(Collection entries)
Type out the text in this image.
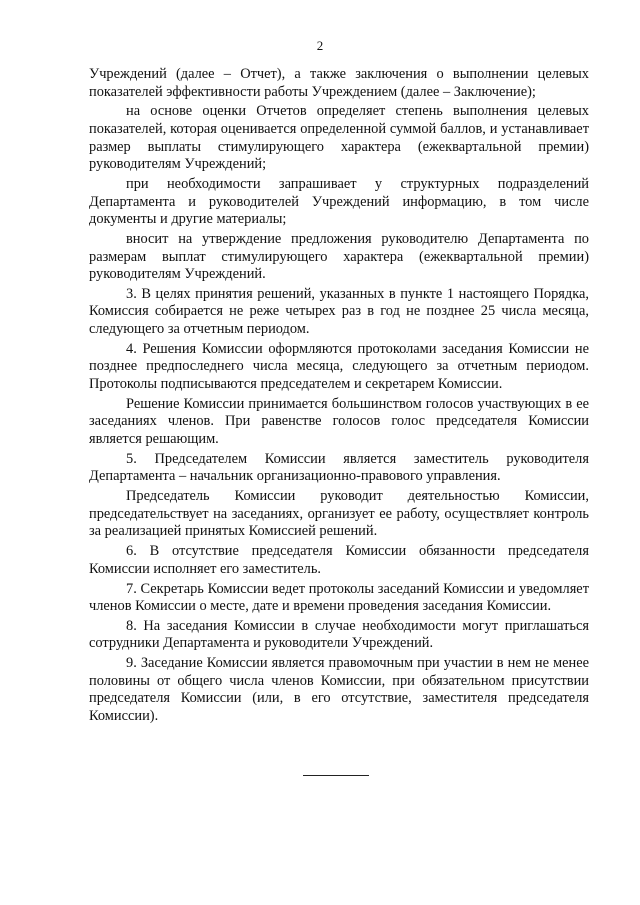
2

Учреждений (далее – Отчет), а также заключения о выполнении целевых показателей эффективности работы Учреждением (далее – Заключение);

на основе оценки Отчетов определяет степень выполнения целевых показателей, которая оценивается определенной суммой баллов, и устанавливает размер выплаты стимулирующего характера (ежеквартальной премии) руководителям Учреждений;

при необходимости запрашивает у структурных подразделений Департамента и руководителей Учреждений информацию, в том числе документы и другие материалы;

вносит на утверждение предложения руководителю Департамента по размерам выплат стимулирующего характера (ежеквартальной премии) руководителям Учреждений.

3. В целях принятия решений, указанных в пункте 1 настоящего Порядка, Комиссия собирается не реже четырех раз в год не позднее 25 числа месяца, следующего за отчетным периодом.

4. Решения Комиссии оформляются протоколами заседания Комиссии не позднее предпоследнего числа месяца, следующего за отчетным периодом. Протоколы подписываются председателем и секретарем Комиссии.

Решение Комиссии принимается большинством голосов участвующих в ее заседаниях членов. При равенстве голосов голос председателя Комиссии является решающим.

5. Председателем Комиссии является заместитель руководителя Департамента – начальник организационно-правового управления.

Председатель Комиссии руководит деятельностью Комиссии, председательствует на заседаниях, организует ее работу, осуществляет контроль за реализацией принятых Комиссией решений.

6. В отсутствие председателя Комиссии обязанности председателя Комиссии исполняет его заместитель.

7. Секретарь Комиссии ведет протоколы заседаний Комиссии и уведомляет членов Комиссии о месте, дате и времени проведения заседания Комиссии.

8. На заседания Комиссии в случае необходимости могут приглашаться сотрудники Департамента и руководители Учреждений.

9. Заседание Комиссии является правомочным при участии в нем не менее половины от общего числа членов Комиссии, при обязательном присутствии председателя Комиссии (или, в его отсутствие, заместителя председателя Комиссии).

→ **STATED GOAL**: Pull out all lines from the entries above in which the word "позднее" appears.

→ **THE RESPONSE**:
3. В целях принятия решений, указанных в пункте 1 настоящего Порядка, Комиссия собирается не реже четырех раз в год не позднее 25 числа месяца, следующего за отчетным периодом.
4. Решения Комиссии оформляются протоколами заседания Комиссии не позднее предпоследнего числа месяца, следующего за отчетным периодом. Протоколы подписываются председателем и секретарем Комиссии.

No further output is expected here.